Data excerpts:
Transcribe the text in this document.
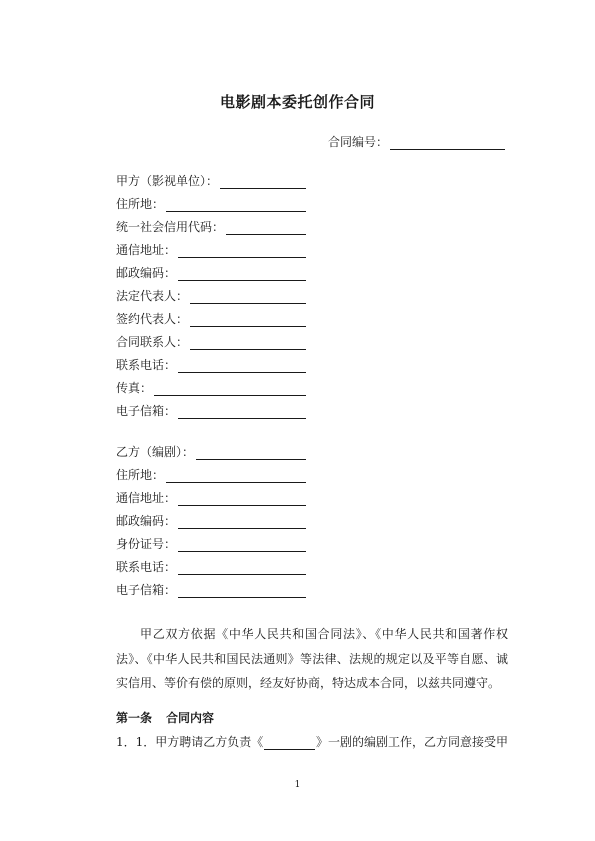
电影剧本委托创作合同
合同编号：
甲方（影视单位）：
住所地：
统一社会信用代码：
通信地址：
邮政编码：
法定代表人：
签约代表人：
合同联系人：
联系电话：
传真：
电子信箱：
乙方（编剧）：
住所地：
通信地址：
邮政编码：
身份证号：
联系电话：
电子信箱：
甲乙双方依据《中华人民共和国合同法》、《中华人民共和国著作权法》、《中华人民共和国民法通则》等法律、法规的规定以及平等自愿、诚实信用、等价有偿的原则，经友好协商，特达成本合同，以兹共同遵守。
第一条 合同内容
1．1．甲方聘请乙方负责《	》一剧的编剧工作，乙方同意接受甲
1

**REQUIREMENTS:**
Repeat the records above exactly, leaving out the pictures.

**ANSWER IN FULL:**
Transcribe the text in this document.
电影剧本委托创作合同
合同编号：
甲方（影视单位）：
住所地：
统一社会信用代码：
通信地址：
邮政编码：
法定代表人：
签约代表人：
合同联系人：
联系电话：
传真：
电子信箱：
乙方（编剧）：
住所地：
通信地址：
邮政编码：
身份证号：
联系电话：
电子信箱：
甲乙双方依据《中华人民共和国合同法》、《中华人民共和国著作权法》、《中华人民共和国民法通则》等法律、法规的规定以及平等自愿、诚实信用、等价有偿的原则，经友好协商，特达成本合同，以兹共同遵守。
第一条 合同内容
1．1．甲方聘请乙方负责《	》一剧的编剧工作，乙方同意接受甲
1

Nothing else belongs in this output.